Exercise task |
What is the number of lines containing the string "JSON"? Answer with the number only.

--- START OF Input material ---

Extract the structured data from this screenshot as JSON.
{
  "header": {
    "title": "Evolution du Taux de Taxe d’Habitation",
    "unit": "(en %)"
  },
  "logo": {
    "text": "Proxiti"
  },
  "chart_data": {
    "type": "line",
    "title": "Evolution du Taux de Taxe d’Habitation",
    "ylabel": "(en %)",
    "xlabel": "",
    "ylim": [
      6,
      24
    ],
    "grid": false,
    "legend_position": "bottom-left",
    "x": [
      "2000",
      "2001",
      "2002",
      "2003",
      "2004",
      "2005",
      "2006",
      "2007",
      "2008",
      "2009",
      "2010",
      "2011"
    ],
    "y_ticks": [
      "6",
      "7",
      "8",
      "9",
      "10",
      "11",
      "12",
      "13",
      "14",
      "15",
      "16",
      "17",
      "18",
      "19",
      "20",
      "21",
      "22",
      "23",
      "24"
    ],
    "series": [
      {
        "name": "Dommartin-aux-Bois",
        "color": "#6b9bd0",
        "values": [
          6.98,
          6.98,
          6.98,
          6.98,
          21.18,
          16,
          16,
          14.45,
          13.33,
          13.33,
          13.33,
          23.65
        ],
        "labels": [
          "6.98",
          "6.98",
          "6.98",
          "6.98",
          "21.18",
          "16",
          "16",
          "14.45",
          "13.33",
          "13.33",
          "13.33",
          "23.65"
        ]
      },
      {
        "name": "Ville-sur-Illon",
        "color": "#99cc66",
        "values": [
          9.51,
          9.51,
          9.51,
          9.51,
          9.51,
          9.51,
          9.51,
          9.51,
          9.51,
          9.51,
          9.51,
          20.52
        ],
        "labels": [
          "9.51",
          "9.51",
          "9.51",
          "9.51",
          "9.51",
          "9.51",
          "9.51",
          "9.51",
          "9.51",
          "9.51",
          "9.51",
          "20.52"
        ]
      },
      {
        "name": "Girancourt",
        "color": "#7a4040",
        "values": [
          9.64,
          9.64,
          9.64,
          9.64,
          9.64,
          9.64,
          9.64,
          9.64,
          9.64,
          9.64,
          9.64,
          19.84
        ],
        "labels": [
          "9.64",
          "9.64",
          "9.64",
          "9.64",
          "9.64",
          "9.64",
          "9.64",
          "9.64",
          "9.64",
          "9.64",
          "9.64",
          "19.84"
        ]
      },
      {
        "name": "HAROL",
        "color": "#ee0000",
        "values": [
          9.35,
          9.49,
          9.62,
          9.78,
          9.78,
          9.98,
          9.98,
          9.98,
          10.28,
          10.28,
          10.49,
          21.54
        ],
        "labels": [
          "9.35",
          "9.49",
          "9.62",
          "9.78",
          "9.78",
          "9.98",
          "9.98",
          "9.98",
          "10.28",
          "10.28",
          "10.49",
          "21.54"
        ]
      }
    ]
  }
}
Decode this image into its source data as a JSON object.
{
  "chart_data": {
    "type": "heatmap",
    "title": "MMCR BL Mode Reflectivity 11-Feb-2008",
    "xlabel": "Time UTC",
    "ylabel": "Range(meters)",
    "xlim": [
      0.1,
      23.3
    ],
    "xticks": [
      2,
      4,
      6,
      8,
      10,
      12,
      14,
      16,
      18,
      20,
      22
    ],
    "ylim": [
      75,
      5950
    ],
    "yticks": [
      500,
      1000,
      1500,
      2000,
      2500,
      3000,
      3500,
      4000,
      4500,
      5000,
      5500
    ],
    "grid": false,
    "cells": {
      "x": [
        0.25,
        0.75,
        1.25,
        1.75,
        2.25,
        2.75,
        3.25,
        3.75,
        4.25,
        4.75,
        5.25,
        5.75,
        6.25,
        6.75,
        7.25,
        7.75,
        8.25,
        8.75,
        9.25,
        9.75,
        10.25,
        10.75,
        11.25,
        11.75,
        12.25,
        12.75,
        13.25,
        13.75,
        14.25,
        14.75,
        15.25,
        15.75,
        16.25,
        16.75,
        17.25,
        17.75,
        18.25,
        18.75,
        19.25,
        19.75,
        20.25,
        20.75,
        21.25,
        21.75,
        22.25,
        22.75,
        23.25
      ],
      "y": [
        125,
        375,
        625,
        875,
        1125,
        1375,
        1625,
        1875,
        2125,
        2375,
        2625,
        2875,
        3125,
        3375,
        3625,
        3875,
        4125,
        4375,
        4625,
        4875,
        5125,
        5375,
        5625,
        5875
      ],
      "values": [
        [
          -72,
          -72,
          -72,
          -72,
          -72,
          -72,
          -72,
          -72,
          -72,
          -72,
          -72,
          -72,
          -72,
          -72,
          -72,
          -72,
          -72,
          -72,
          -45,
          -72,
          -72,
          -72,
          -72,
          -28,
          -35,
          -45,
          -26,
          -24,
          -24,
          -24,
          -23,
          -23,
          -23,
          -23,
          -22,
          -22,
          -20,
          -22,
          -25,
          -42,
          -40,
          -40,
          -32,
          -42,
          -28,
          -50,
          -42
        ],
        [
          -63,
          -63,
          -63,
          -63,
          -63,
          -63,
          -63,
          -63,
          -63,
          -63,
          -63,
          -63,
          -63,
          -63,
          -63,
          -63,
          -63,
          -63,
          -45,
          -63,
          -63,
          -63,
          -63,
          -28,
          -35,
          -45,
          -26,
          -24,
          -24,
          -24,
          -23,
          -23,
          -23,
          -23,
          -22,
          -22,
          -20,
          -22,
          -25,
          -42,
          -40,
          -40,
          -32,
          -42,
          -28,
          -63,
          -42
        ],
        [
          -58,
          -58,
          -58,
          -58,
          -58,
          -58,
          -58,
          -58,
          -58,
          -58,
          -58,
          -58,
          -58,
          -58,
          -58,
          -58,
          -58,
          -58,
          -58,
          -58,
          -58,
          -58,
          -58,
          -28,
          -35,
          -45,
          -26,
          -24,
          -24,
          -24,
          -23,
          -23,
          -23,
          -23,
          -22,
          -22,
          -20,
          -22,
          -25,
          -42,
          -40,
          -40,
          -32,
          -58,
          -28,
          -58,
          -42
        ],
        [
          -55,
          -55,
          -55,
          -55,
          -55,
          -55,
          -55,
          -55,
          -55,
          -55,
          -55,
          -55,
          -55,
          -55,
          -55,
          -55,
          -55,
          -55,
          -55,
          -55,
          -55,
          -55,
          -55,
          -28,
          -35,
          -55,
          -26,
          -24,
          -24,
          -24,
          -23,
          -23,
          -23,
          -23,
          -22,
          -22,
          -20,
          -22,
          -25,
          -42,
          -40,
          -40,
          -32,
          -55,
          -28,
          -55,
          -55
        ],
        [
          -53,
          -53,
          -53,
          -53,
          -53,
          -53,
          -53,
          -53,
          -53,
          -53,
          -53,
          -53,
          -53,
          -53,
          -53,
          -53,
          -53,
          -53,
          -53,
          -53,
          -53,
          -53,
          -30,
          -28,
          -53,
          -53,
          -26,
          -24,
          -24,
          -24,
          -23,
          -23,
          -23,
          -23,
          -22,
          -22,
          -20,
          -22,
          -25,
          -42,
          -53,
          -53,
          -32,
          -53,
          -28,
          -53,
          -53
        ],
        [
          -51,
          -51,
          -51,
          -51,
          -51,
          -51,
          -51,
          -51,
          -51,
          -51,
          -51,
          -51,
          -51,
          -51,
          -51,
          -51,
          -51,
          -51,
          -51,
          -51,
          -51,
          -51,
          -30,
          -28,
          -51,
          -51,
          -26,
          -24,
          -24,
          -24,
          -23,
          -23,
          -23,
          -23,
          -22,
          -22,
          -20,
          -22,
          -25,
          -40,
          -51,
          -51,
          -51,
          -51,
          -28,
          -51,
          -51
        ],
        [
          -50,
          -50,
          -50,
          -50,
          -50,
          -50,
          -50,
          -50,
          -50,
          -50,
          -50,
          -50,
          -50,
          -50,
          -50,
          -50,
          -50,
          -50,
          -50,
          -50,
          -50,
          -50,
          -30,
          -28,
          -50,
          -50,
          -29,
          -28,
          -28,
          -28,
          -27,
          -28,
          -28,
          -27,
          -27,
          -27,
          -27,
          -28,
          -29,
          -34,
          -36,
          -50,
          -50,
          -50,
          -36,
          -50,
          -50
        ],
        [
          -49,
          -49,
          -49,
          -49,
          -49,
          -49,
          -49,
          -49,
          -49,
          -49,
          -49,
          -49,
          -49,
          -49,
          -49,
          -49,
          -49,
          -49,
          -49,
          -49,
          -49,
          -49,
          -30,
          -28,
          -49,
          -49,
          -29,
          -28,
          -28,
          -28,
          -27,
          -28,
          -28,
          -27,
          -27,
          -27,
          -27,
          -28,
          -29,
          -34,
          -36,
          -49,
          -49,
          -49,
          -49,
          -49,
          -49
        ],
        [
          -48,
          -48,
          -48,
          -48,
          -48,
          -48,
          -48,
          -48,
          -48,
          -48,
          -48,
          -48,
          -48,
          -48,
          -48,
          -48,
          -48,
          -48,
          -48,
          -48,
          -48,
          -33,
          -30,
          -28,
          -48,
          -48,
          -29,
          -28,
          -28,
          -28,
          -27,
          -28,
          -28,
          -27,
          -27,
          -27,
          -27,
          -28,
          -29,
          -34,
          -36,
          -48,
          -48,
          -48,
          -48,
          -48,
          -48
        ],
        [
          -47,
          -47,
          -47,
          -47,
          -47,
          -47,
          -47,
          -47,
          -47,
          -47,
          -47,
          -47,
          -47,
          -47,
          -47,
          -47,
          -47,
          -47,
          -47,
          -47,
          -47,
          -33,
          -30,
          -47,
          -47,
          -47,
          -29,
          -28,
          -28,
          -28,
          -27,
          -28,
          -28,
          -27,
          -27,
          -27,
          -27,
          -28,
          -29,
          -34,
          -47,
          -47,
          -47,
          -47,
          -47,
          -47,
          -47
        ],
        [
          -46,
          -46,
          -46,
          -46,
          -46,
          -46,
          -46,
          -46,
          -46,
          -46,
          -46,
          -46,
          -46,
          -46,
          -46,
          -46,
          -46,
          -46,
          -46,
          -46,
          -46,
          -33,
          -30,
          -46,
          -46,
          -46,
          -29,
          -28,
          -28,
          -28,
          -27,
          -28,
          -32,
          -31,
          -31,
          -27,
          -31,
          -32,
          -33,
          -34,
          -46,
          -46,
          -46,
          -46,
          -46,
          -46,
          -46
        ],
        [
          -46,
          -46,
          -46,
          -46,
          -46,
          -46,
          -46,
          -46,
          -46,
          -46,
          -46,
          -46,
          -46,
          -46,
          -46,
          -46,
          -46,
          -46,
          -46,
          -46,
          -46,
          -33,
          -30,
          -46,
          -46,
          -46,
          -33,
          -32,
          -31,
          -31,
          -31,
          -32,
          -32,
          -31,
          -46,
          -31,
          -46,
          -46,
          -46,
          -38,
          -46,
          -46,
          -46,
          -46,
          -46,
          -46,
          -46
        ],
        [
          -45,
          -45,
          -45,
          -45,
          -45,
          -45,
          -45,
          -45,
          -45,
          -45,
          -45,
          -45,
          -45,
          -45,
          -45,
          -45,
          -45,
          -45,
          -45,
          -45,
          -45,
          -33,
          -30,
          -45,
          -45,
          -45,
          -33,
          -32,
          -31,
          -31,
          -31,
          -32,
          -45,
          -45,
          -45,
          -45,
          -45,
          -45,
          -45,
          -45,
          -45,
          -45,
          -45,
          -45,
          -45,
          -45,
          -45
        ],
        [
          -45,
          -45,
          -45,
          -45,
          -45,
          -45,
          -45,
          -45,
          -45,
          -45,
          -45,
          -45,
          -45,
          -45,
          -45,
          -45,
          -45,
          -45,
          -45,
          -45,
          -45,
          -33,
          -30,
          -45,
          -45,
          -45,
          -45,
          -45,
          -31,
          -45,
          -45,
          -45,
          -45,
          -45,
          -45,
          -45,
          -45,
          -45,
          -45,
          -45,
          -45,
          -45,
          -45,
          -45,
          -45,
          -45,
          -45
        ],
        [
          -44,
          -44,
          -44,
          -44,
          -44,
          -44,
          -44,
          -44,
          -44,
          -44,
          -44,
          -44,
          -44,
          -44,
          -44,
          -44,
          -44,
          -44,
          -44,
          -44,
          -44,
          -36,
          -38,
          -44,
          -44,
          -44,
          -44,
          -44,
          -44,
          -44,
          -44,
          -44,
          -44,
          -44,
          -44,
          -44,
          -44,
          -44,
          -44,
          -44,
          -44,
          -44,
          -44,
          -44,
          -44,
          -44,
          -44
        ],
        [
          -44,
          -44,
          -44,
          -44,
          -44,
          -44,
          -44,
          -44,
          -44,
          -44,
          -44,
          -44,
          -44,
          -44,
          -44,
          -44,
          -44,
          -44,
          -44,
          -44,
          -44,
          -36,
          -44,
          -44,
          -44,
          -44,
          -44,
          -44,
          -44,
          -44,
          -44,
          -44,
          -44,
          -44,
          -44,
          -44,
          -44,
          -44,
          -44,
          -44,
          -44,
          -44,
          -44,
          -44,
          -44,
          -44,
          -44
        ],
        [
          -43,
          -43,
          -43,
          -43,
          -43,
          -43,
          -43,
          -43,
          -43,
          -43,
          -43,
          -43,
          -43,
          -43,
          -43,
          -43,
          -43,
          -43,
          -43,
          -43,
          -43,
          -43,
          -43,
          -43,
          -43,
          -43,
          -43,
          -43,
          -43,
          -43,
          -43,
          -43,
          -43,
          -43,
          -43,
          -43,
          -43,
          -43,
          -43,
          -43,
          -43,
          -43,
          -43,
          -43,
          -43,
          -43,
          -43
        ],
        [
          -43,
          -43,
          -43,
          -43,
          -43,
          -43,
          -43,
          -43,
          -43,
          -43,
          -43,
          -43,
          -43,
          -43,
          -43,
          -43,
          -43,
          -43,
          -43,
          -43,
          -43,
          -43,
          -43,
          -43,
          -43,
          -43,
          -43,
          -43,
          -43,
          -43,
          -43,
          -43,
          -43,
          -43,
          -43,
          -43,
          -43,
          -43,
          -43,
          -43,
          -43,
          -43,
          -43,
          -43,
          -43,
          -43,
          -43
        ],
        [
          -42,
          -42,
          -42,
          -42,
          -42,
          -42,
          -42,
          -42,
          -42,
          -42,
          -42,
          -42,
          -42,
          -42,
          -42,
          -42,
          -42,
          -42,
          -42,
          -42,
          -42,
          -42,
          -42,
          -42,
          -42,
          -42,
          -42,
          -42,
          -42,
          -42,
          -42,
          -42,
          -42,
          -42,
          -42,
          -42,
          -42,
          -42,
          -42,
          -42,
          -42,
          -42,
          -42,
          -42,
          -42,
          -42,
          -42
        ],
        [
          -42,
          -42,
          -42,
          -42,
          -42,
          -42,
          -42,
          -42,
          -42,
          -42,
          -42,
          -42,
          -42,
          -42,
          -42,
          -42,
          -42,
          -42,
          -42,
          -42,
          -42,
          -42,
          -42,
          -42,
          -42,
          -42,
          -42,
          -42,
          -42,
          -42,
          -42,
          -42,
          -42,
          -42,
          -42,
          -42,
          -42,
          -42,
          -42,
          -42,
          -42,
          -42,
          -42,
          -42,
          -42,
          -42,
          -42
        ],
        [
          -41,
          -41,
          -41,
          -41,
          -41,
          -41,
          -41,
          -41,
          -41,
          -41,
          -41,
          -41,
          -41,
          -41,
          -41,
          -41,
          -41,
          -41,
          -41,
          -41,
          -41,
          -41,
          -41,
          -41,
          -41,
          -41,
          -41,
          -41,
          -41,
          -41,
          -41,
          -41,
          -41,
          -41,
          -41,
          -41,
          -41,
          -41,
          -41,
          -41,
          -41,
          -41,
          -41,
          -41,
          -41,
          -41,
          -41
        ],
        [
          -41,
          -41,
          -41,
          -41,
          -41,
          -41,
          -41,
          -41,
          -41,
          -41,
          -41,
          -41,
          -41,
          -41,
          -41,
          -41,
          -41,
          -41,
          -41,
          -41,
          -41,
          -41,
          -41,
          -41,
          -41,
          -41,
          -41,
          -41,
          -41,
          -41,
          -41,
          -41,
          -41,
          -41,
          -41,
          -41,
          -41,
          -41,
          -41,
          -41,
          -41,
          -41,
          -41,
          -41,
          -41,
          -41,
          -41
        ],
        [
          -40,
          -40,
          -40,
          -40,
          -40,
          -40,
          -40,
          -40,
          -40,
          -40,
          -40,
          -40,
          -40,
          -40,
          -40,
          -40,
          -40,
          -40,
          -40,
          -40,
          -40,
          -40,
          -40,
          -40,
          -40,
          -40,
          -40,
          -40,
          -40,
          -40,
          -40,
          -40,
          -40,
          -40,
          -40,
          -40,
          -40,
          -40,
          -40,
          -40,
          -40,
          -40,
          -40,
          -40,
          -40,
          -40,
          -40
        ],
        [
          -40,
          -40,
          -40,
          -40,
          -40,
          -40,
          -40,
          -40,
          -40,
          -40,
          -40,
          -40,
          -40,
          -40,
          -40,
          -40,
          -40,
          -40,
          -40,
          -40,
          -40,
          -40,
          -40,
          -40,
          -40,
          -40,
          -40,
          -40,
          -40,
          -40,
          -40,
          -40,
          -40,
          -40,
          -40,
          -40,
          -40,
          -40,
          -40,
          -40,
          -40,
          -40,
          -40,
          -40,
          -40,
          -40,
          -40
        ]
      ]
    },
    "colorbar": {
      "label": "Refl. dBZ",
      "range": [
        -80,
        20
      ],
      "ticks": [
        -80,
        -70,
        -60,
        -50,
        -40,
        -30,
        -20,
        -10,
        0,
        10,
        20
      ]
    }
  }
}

--- END OF Input material ---

Completed exercise |
2